[Data items]

-*-*-

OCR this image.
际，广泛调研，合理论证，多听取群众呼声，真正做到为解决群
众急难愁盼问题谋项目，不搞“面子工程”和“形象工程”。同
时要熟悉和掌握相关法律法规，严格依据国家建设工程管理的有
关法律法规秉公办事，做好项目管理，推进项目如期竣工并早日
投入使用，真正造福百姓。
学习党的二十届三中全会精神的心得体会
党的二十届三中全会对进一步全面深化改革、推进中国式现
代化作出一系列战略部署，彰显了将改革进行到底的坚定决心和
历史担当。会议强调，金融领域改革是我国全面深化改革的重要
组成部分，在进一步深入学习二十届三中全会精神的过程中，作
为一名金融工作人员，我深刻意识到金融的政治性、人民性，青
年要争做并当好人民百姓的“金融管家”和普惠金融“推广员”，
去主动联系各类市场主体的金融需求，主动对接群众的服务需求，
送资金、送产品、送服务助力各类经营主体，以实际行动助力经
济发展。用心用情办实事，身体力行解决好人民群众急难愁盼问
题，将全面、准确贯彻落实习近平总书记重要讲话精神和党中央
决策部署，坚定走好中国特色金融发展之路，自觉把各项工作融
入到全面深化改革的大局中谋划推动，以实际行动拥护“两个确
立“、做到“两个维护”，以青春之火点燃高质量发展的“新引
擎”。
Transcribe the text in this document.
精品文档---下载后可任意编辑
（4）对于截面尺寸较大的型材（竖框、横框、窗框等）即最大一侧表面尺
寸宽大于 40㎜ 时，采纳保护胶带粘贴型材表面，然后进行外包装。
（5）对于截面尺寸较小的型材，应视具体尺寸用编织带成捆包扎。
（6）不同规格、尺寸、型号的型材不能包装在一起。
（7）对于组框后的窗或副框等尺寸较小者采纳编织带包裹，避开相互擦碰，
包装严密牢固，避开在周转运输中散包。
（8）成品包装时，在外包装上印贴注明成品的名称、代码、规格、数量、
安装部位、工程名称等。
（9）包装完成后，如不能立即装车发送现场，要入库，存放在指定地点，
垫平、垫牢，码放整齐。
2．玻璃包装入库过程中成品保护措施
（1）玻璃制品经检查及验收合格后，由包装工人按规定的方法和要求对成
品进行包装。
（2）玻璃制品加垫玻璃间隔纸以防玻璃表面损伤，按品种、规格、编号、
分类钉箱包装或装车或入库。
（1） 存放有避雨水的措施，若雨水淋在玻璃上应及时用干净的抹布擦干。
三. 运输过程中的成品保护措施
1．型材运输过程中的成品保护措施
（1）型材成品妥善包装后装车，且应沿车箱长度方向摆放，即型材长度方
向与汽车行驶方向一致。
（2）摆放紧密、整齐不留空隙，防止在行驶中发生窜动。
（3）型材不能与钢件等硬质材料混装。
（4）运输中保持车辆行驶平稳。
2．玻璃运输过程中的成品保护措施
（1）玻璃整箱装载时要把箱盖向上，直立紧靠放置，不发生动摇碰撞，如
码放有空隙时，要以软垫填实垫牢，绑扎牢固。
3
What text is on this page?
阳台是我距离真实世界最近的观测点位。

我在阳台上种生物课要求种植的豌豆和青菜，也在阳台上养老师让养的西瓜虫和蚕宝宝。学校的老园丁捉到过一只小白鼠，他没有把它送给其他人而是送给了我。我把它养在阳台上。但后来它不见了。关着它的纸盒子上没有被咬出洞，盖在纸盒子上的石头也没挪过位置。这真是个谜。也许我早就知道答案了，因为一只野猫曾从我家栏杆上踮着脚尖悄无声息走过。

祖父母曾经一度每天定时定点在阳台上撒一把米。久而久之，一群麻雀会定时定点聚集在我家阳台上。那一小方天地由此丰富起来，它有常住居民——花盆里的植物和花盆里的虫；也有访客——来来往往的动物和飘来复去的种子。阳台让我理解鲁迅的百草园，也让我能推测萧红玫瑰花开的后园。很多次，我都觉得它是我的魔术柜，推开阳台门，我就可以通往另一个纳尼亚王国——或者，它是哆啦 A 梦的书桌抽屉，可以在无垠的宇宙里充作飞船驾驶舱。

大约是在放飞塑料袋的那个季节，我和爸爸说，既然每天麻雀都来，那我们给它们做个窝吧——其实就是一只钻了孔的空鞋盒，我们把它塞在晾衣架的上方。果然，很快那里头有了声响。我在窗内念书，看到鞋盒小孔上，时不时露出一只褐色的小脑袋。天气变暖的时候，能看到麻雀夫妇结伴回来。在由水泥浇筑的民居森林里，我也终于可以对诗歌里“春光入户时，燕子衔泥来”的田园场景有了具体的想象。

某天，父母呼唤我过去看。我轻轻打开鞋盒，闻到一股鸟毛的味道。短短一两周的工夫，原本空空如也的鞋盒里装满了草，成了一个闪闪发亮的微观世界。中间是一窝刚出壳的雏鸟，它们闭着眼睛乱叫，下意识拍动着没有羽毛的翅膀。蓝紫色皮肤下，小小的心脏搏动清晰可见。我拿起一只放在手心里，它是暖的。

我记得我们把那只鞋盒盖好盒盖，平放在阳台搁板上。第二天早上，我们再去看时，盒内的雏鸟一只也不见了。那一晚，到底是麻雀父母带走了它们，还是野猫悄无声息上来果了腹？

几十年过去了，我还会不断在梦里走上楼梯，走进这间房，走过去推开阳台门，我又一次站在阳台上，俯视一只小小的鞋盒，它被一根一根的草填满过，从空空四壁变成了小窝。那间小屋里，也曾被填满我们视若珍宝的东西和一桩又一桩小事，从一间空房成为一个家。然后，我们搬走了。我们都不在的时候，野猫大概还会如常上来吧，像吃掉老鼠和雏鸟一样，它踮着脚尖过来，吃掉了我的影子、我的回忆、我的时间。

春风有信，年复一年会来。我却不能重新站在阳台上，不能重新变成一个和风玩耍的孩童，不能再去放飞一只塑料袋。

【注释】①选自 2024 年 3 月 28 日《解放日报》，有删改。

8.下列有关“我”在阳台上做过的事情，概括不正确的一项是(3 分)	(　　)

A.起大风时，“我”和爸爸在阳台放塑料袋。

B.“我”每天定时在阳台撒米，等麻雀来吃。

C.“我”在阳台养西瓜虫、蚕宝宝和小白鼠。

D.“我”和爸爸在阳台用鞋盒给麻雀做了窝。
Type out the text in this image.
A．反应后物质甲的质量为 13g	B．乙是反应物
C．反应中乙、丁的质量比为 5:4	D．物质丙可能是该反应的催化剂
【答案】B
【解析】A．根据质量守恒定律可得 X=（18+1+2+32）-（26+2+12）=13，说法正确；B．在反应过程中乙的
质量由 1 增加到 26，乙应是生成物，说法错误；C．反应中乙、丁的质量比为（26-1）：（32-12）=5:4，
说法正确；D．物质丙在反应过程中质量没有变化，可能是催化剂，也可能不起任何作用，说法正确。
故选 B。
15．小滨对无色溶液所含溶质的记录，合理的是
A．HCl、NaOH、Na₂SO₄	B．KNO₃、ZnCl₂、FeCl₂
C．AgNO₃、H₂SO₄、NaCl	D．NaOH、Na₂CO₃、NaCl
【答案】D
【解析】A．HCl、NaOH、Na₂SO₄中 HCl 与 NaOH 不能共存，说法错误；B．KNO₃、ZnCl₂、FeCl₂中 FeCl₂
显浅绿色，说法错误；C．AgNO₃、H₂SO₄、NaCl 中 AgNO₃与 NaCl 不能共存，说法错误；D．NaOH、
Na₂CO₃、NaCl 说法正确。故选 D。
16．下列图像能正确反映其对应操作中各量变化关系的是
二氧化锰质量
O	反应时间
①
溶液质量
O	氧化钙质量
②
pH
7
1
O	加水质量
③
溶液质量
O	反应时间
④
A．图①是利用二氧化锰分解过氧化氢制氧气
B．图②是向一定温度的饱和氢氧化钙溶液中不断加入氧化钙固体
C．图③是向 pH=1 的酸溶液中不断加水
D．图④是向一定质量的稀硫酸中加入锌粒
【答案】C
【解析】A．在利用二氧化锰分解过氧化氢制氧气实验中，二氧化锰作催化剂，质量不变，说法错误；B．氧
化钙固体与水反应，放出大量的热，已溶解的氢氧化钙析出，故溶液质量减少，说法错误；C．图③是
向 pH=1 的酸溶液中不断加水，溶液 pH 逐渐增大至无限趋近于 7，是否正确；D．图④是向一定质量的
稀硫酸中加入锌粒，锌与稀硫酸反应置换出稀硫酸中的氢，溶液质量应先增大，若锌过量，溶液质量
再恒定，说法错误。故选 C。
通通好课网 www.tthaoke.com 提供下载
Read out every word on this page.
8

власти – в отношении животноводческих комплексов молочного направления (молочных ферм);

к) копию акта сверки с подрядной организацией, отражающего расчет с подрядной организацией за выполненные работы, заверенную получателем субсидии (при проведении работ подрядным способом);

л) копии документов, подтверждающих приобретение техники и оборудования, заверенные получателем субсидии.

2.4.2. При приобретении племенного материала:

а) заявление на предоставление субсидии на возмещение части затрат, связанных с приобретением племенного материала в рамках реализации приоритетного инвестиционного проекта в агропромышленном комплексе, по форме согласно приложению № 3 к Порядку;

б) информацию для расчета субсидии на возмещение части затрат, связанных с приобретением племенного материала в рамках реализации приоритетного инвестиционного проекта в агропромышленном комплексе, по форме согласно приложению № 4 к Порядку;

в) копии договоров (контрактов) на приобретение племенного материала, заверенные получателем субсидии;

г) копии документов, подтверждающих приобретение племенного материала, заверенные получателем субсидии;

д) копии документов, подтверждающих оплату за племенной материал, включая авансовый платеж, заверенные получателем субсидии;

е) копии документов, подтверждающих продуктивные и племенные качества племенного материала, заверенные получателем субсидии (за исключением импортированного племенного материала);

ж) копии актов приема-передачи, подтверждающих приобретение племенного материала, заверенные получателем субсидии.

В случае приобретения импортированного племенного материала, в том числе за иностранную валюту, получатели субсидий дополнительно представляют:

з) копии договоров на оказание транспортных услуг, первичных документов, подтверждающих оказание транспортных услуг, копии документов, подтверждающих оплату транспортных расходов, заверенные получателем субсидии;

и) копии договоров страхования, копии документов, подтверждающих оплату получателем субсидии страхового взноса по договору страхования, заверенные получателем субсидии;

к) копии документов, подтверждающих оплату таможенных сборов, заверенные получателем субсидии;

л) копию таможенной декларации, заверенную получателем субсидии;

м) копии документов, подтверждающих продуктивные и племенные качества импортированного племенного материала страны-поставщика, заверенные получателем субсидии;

-*-*-

List each line holding the string "племенные".

е) копии документов, подтверждающих продуктивные и племенные качества племенного материала, заверенные получателем субсидии (за исключением импортированного племенного материала);
м) копии документов, подтверждающих продуктивные и племенные качества импортированного племенного материала страны-поставщика, заверенные получателем субсидии;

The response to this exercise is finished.